EXERCISE BRIEF >> Copy only the lines from the one containing "Convert this chart to structured JSON data." through the final line of the records below, exactly as written, with no pictures.

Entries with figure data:

========================================

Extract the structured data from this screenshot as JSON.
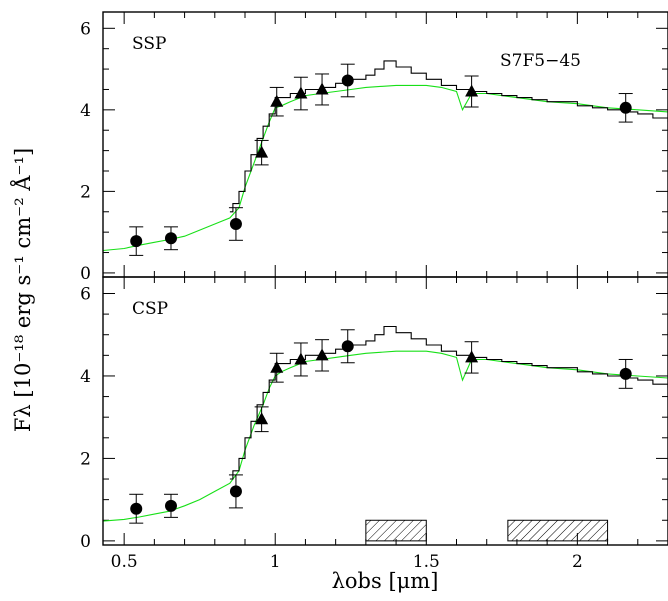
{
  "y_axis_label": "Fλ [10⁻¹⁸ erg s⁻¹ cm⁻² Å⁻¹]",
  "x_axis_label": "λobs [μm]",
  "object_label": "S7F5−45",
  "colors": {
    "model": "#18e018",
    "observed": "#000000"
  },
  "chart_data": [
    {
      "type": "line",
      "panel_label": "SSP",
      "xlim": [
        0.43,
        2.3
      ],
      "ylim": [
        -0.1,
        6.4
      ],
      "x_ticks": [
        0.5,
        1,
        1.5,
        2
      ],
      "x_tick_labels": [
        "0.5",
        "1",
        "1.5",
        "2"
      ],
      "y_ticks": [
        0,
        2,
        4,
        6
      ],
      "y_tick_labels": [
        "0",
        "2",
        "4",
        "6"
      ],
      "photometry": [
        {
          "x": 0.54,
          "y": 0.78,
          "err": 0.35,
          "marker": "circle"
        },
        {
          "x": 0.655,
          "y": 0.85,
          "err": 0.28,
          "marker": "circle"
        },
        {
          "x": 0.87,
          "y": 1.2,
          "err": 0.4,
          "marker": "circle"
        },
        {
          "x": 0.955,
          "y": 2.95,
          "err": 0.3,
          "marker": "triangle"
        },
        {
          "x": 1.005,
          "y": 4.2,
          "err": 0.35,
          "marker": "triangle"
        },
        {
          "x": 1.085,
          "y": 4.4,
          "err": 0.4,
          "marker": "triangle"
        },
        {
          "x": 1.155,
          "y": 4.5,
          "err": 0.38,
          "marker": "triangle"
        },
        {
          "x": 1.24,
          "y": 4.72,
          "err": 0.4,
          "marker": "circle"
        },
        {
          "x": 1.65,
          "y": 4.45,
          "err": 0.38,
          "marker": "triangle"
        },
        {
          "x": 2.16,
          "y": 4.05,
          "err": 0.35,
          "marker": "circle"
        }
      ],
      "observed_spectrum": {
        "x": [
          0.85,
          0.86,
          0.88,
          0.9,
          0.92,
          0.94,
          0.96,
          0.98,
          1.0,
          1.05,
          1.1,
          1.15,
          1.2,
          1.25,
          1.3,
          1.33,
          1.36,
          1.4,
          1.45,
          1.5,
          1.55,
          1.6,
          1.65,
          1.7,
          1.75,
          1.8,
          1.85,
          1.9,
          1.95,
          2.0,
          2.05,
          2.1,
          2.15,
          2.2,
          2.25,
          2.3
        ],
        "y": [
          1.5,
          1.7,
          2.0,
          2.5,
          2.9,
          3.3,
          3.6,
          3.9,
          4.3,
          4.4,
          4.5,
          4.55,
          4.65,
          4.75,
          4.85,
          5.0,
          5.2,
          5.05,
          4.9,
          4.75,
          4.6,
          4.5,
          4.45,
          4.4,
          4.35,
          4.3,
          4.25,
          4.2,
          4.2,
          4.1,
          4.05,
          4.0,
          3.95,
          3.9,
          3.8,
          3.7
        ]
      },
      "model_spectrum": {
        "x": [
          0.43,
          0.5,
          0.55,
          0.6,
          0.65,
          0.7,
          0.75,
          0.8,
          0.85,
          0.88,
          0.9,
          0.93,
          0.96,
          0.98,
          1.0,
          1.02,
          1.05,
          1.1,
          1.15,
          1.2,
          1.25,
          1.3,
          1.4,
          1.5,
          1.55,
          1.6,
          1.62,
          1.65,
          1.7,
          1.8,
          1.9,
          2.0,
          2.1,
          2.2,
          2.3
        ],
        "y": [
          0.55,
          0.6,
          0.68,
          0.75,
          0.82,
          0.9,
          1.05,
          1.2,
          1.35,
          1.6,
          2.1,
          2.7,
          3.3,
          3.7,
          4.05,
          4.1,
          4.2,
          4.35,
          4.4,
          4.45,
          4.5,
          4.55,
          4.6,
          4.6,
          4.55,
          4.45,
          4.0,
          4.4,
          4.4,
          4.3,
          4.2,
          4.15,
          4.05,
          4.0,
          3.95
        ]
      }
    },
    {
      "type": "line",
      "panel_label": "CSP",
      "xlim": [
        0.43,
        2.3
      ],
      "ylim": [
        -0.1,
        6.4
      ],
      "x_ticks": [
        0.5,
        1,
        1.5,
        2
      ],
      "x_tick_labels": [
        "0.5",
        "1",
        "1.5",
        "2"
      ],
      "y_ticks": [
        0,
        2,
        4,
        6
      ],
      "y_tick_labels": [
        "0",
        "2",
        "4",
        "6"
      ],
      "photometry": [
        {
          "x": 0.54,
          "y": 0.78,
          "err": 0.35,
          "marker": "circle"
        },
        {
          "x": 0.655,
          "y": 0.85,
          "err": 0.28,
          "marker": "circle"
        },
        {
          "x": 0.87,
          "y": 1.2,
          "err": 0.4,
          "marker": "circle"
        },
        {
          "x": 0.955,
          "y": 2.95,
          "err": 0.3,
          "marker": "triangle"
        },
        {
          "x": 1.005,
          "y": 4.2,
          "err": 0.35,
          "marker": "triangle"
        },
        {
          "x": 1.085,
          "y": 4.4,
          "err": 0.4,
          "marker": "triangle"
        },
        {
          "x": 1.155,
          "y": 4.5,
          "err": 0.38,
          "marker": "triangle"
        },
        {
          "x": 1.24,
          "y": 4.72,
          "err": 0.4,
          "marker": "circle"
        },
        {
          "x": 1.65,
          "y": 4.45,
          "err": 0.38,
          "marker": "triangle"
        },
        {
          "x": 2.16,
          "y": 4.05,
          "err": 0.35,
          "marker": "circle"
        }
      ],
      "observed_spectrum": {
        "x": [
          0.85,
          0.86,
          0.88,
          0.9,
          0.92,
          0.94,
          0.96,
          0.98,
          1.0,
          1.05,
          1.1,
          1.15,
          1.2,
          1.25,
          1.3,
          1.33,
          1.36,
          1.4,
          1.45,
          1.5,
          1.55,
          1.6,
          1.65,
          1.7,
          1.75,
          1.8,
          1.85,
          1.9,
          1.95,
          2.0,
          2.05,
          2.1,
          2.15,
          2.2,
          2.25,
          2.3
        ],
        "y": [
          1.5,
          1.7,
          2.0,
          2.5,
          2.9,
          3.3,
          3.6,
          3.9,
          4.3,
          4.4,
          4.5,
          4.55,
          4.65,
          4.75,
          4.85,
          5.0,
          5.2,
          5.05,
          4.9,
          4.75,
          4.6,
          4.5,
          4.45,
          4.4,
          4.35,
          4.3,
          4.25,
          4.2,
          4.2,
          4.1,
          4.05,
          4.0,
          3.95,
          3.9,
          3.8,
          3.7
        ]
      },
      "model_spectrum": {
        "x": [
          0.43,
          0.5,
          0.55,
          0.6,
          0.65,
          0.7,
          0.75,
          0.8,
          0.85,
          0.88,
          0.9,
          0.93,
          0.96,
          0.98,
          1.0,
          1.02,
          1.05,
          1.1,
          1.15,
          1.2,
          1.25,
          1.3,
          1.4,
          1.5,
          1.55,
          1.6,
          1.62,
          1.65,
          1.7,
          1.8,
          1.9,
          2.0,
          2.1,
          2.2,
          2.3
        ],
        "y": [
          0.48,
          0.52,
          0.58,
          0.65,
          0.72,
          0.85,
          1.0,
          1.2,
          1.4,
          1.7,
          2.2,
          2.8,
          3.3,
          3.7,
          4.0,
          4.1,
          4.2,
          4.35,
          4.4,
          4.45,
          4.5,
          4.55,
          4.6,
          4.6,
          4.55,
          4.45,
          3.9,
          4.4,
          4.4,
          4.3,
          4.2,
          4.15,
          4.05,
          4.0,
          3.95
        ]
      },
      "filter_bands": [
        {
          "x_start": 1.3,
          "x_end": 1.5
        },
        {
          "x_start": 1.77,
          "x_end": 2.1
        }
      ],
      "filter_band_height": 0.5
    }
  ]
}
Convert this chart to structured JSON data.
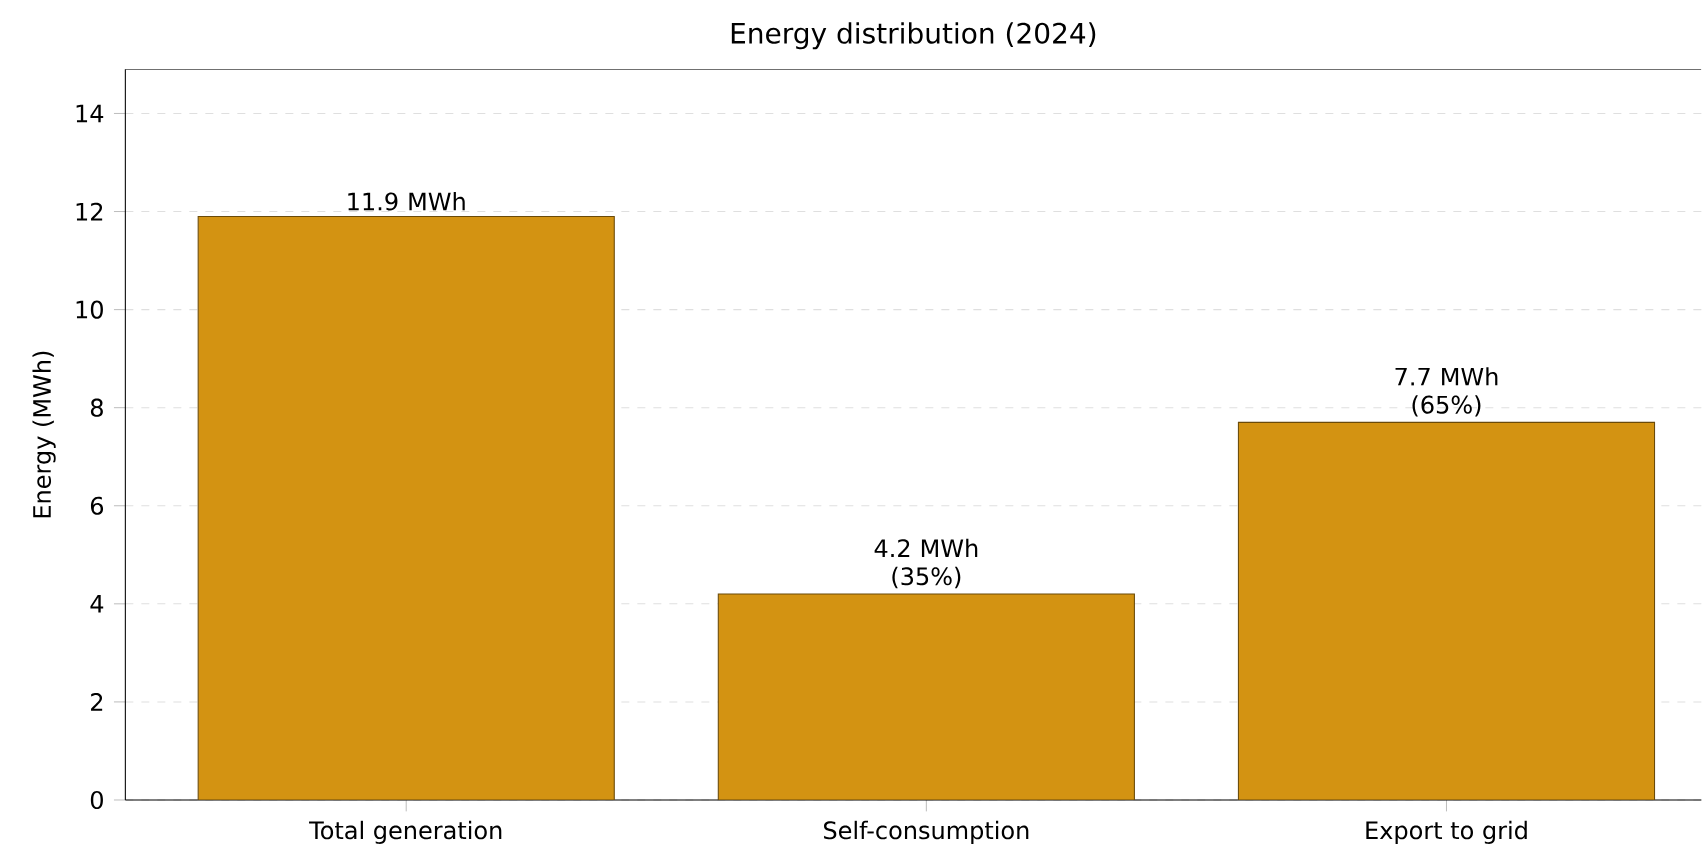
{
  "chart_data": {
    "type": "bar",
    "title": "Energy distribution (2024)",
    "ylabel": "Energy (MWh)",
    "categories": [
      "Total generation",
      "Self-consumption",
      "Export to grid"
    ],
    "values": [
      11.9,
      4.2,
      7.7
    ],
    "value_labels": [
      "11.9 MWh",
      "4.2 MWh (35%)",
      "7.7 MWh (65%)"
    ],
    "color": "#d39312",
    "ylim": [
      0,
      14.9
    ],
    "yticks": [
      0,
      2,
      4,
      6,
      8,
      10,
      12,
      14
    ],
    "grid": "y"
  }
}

========================================

TASK ANSWER >>
Convert this chart to structured JSON data.
{
  "chart_data": {
    "type": "bar",
    "title": "Energy distribution (2024)",
    "ylabel": "Energy (MWh)",
    "categories": [
      "Total generation",
      "Self-consumption",
      "Export to grid"
    ],
    "values": [
      11.9,
      4.2,
      7.7
    ],
    "value_labels": [
      "11.9 MWh",
      "4.2 MWh (35%)",
      "7.7 MWh (65%)"
    ],
    "color": "#d39312",
    "ylim": [
      0,
      14.9
    ],
    "yticks": [
      0,
      2,
      4,
      6,
      8,
      10,
      12,
      14
    ],
    "grid": "y"
  }
}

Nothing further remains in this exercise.